Passage to read:
<<<<

Exploring Quantum Mechanics & Time's Direction

[binbots]

I have often heard that in quantum mechanics time has no direction. That the physics works the same going backwards in time than forwards. How does the wave function collapse of a particle follow this idea? If we could see time go backwards would we see particles turning back into waves? Is a particle always a particle once observed?
Sorry if this question has been asked before but searching for this topic on the internet just leads to a bunch of pseudo-science.

 

[Ninyes]

I have often heard that in quantum mechanics time has no direction. That the physics works the same going backwards in time than forwards. How does the wave function collapse of a particle follow this idea? If we could see time go backwards would we see particles turning back into waves? Is a particle always a particle once observed?
Sorry if this question has been asked before but searching for this topic on the internet just leads to a bunch of pseudo-science.

Collapse of a wave function happens when a wave meets an impenetrable barrier. Slowed time observation will lead to rise of potential barrier height, hence those barriers that were penetrable will slowly rise to being impenetrable.

I don't know if this is correct.

 

[atyy]

I have often heard that in quantum mechanics time has no direction. That the physics works the same going backwards in time than forwards. How does the wave function collapse of a particle follow this idea? If we could see time go backwards would we see particles turning back into waves? Is a particle always a particle once observed?

Quantum mechanics does have a time direction because of the collapse of the wave function when a measurement occurs. In between measurements, the wave function evolves reversibly, which is what people are usually talking about when they say that quantum mechanics has no time direction. However, there is no collapse of the wave function in an approach like the Many-Worlds interpretation, so a direction of time may not be fundamental in that approach.

 

[ZapperZ]

I have often heard that in quantum mechanics time has no direction. That the physics works the same going backwards in time than forwards.

This starting premise is false. Classical mechanics may have that property, but QM doesn't. There are many phenomena that are described via broken time-reversal symmetry.

Zz.

 

[binbots]

Thank you. I assumed this to be the case. It seems particles are always used to describe this time reversal though. If we knew the position and momentum of every particle etc etc. I guess this is where I am getting my CM and QM mixed up.

 

[AlexCaledin]

... the physics works the same going backwards in time than forwards. How does the wave function collapse of a particle follow this idea?

But why the physics must necessarily go somewhere in time? It may well be that the wavefunction simply exists in the space-time, stretched far into past and future; and, when we observe some local event, the whole wavefunction, past and future, reduces instantly, according to the new measurement. So it's only the build-up of our observations that grows from past to future...

 

[bhobba]

But why the physics must necessarily go somewhere in time?

Because in physics time is what a clock measures and they always go forward.

It may well be that the wavefunction simply exists in the space-time, stretched far into past and future; and, when we observe some local event, the whole wavefunction, past and future, reduces instantly, according to the new measurement. So it's only the build-up of our observations that grows from past to future...

>>>>

Records for the exercise:
<<<<

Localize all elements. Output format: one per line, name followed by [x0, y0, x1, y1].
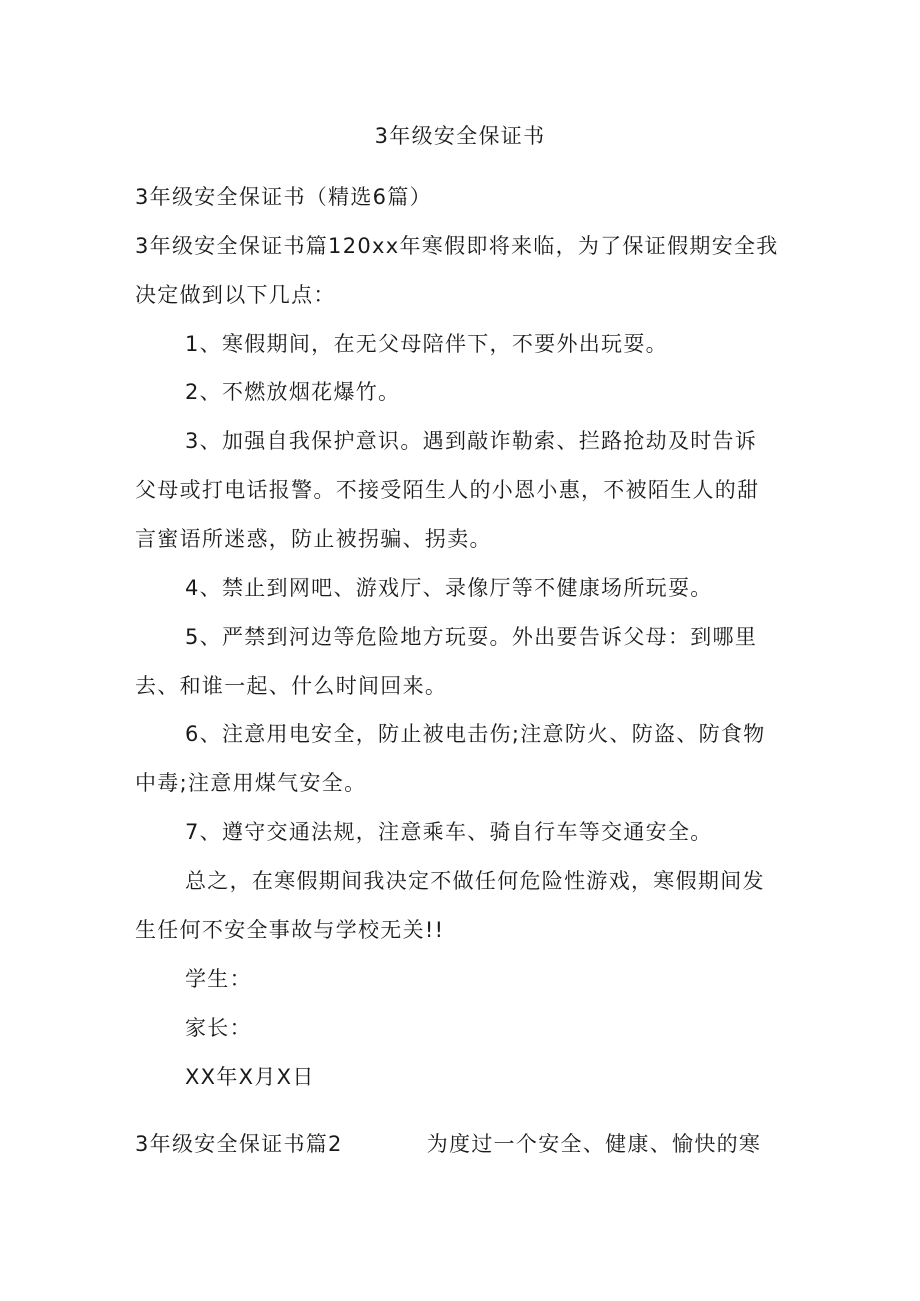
document-title: 3年级安全保证书	[374, 124, 546, 148]
article1-item5-line1: 5、严禁到河边等危险地方玩耍。外出要告诉父母：到哪里	[185, 625, 758, 649]
parent-signature-label: 家长：	[185, 1016, 252, 1040]
document-subtitle: 3年级安全保证书（精选6篇）	[135, 185, 432, 209]
article1-item3-line1: 3、加强自我保护意识。遇到敲诈勒索、拦路抢劫及时告诉	[185, 429, 758, 453]
article1-item2: 2、不燃放烟花爆竹。	[185, 380, 401, 404]
article1-item6-line1: 6、注意用电安全，防止被电击伤;注意防火、防盗、防食物	[185, 722, 766, 746]
article1-intro-line2: 决定做到以下几点：	[135, 283, 336, 307]
article2-first-line	[135, 1130, 795, 1158]
signature-date: XX年X月X日	[185, 1065, 315, 1089]
student-signature-label: 学生：	[185, 967, 252, 991]
article1-summary-line1: 总之，在寒假期间我决定不做任何危险性游戏，寒假期间发	[185, 869, 765, 893]
article1-item7: 7、遵守交通法规，注意乘车、骑自行车等交通安全。	[185, 820, 713, 844]
article2-text: 为度过一个安全、健康、愉快的寒	[426, 1132, 762, 1156]
article1-item3-line3: 言蜜语所迷惑，防止被拐骗、拐卖。	[135, 527, 492, 551]
article1-item1: 1、寒假期间，在无父母陪伴下，不要外出玩耍。	[185, 332, 668, 356]
article1-item6-line2: 中毒;注意用煤气安全。	[135, 771, 367, 795]
article1-item3-line2: 父母或打电话报警。不接受陌生人的小恩小惠，不被陌生人的甜	[135, 478, 760, 502]
article1-item4: 4、禁止到网吧、游戏厅、录像厅等不健康场所玩耍。	[185, 576, 713, 600]
article1-intro-line1: 3年级安全保证书篇120xx年寒假即将来临，为了保证假期安全我	[135, 234, 779, 258]
article1-summary-line2: 生任何不安全事故与学校无关!!	[135, 918, 445, 942]
article2-heading: 3年级安全保证书篇2	[135, 1132, 343, 1156]
article1-item5-line2: 去、和谁一起、什么时间回来。	[135, 674, 448, 698]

>>>>

The tasks:
[1] In the quantum mechanics thread, which interpretation does atyy give as having no collapse of the wave function?
[2] Write out every line of the listing above, the one with the safety pledge entries and their coordinates, exactly as it appears, and leave the picture out.

Task-by-task answers:
[1] The Many-Worlds interpretation.

[2]
Localize all elements. Output format: one per line, name followed by [x0, y0, x1, y1].
document-title: 3年级安全保证书	[374, 124, 546, 148]
article1-item5-line1: 5、严禁到河边等危险地方玩耍。外出要告诉父母：到哪里	[185, 625, 758, 649]
parent-signature-label: 家长：	[185, 1016, 252, 1040]
document-subtitle: 3年级安全保证书（精选6篇）	[135, 185, 432, 209]
article1-item3-line1: 3、加强自我保护意识。遇到敲诈勒索、拦路抢劫及时告诉	[185, 429, 758, 453]
article1-item2: 2、不燃放烟花爆竹。	[185, 380, 401, 404]
article1-item6-line1: 6、注意用电安全，防止被电击伤;注意防火、防盗、防食物	[185, 722, 766, 746]
article1-intro-line2: 决定做到以下几点：	[135, 283, 336, 307]
article2-first-line	[135, 1130, 795, 1158]
signature-date: XX年X月X日	[185, 1065, 315, 1089]
student-signature-label: 学生：	[185, 967, 252, 991]
article1-summary-line1: 总之，在寒假期间我决定不做任何危险性游戏，寒假期间发	[185, 869, 765, 893]
article1-item7: 7、遵守交通法规，注意乘车、骑自行车等交通安全。	[185, 820, 713, 844]
article2-text: 为度过一个安全、健康、愉快的寒	[426, 1132, 762, 1156]
article1-item3-line3: 言蜜语所迷惑，防止被拐骗、拐卖。	[135, 527, 492, 551]
article1-item1: 1、寒假期间，在无父母陪伴下，不要外出玩耍。	[185, 332, 668, 356]
article1-item6-line2: 中毒;注意用煤气安全。	[135, 771, 367, 795]
article1-item3-line2: 父母或打电话报警。不接受陌生人的小恩小惠，不被陌生人的甜	[135, 478, 760, 502]
article1-item4: 4、禁止到网吧、游戏厅、录像厅等不健康场所玩耍。	[185, 576, 713, 600]
article1-intro-line1: 3年级安全保证书篇120xx年寒假即将来临，为了保证假期安全我	[135, 234, 779, 258]
article1-summary-line2: 生任何不安全事故与学校无关!!	[135, 918, 445, 942]
article2-heading: 3年级安全保证书篇2	[135, 1132, 343, 1156]
article1-item5-line2: 去、和谁一起、什么时间回来。	[135, 674, 448, 698]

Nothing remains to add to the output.